START

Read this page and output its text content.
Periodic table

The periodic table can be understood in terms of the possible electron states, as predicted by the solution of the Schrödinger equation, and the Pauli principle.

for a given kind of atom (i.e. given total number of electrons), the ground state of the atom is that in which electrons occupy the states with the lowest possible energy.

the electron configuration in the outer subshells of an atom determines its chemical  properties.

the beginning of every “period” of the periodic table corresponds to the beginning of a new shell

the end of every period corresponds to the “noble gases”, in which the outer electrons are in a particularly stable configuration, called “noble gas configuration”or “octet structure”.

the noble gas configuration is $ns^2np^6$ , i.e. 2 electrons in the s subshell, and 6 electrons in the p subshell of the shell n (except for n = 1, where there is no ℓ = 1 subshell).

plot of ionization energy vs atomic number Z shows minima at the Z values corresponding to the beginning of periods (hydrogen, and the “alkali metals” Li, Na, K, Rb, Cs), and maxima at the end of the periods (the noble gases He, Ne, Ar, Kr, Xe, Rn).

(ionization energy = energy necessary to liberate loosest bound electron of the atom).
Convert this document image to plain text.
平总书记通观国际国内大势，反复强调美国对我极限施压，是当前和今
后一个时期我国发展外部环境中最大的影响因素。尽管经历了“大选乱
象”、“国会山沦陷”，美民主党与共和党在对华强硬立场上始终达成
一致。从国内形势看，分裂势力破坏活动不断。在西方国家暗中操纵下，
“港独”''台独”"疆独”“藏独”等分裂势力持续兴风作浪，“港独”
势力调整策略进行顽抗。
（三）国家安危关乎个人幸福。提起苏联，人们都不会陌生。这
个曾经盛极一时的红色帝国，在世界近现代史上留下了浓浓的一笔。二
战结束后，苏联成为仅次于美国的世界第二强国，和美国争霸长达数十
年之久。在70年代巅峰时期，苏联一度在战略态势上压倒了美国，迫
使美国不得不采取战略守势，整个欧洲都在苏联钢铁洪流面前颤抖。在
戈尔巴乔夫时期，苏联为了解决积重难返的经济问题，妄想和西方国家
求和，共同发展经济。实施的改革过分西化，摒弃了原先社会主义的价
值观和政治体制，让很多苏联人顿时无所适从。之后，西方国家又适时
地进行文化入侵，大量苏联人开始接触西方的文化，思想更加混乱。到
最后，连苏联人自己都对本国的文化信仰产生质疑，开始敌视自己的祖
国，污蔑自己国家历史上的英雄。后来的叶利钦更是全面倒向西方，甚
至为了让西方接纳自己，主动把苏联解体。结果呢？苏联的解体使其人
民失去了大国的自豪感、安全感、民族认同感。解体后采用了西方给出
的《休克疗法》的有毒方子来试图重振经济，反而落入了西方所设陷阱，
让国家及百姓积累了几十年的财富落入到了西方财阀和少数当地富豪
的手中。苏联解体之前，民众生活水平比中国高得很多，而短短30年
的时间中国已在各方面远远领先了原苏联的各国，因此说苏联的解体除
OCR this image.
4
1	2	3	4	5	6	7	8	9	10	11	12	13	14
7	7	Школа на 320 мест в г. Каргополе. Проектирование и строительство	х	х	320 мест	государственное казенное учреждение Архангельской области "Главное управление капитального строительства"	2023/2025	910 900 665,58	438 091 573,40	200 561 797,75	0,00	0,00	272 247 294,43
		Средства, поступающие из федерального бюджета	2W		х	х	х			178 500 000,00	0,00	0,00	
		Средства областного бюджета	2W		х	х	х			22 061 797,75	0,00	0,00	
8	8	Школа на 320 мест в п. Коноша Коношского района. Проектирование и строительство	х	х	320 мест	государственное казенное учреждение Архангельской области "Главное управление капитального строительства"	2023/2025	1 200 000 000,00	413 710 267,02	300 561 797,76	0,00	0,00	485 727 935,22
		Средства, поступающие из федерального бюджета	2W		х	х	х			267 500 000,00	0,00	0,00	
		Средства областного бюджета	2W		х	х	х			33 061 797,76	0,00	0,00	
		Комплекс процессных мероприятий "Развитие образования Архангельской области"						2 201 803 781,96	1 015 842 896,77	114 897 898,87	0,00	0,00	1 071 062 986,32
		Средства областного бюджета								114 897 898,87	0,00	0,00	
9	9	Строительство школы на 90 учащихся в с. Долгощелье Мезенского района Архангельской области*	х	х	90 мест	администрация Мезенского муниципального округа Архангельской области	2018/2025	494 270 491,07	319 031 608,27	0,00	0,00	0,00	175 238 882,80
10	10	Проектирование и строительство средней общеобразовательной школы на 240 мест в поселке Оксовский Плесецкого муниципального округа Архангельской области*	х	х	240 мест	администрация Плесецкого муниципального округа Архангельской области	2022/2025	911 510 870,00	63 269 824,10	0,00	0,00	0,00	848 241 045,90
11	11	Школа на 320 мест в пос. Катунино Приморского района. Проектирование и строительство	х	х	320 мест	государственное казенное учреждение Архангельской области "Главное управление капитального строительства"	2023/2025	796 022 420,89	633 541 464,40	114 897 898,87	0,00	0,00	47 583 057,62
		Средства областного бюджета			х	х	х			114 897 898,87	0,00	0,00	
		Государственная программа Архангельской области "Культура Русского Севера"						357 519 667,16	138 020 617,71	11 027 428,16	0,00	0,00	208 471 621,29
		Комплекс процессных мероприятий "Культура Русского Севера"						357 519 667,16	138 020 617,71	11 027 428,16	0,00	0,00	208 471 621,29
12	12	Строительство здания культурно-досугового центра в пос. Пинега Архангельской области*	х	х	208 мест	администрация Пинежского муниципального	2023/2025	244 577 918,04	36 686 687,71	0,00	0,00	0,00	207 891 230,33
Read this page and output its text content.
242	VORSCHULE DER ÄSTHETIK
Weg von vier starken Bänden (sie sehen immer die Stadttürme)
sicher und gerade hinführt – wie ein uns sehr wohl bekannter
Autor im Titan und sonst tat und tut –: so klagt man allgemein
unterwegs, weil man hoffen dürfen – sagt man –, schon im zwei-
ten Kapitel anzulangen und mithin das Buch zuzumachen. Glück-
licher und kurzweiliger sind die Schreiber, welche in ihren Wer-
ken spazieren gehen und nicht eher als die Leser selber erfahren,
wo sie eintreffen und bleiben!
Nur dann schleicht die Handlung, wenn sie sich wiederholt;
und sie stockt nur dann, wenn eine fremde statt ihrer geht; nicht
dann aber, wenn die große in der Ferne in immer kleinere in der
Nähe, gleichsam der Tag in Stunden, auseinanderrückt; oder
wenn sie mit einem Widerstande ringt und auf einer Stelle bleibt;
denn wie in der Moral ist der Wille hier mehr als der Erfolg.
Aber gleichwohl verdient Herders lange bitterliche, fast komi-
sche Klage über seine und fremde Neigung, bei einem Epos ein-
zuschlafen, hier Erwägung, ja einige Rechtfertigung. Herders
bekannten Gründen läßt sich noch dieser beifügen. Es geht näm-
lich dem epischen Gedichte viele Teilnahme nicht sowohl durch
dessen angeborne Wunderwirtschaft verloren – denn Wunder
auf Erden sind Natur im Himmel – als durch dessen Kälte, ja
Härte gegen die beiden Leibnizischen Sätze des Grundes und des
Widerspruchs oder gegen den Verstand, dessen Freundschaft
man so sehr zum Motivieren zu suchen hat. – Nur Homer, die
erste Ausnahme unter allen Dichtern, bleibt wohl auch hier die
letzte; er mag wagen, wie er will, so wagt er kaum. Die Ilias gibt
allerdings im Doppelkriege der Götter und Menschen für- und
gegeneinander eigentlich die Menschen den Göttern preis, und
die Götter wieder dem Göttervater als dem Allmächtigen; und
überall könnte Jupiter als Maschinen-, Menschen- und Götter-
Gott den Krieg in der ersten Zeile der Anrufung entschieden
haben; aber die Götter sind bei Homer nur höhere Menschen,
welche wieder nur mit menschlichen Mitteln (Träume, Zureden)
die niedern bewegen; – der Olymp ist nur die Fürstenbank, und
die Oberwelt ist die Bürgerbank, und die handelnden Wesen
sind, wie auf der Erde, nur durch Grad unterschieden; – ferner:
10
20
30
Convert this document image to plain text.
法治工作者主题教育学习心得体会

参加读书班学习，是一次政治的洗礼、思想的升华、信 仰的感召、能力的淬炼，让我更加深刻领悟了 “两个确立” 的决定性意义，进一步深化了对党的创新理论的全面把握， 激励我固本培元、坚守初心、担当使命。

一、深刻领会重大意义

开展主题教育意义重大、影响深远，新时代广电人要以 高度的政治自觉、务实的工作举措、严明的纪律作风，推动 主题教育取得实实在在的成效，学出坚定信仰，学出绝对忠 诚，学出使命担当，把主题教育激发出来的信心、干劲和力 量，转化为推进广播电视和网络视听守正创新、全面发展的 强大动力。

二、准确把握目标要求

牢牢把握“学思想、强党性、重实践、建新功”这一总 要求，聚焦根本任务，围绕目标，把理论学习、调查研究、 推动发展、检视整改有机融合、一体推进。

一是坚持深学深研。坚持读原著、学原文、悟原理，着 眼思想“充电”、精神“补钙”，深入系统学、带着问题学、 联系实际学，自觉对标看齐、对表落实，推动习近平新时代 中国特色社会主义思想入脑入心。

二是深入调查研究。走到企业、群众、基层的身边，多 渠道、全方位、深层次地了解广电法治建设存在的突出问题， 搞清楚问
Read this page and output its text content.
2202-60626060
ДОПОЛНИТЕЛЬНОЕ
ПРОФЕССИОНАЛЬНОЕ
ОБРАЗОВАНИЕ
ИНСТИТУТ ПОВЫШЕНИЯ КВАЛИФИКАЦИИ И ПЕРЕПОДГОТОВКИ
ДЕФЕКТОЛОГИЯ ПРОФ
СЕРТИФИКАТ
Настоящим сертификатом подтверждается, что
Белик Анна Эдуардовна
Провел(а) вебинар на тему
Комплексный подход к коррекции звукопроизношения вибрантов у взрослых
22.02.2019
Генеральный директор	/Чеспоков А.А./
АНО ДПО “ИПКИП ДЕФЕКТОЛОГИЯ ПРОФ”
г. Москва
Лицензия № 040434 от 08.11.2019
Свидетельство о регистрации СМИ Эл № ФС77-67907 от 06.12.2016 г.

END

Task goal
Every line of the records that includes the word "electrons" should be gathered.

Result
for a given kind of atom (i.e. given total number of electrons), the ground state of the atom is that in which electrons occupy the states with the lowest possible energy.
the end of every period corresponds to the “noble gases”, in which the outer electrons are in a particularly stable configuration, called “noble gas configuration”or “octet structure”.
the noble gas configuration is $ns^2np^6$ , i.e. 2 electrons in the s subshell, and 6 electrons in the p subshell of the shell n (except for n = 1, where there is no ℓ = 1 subshell).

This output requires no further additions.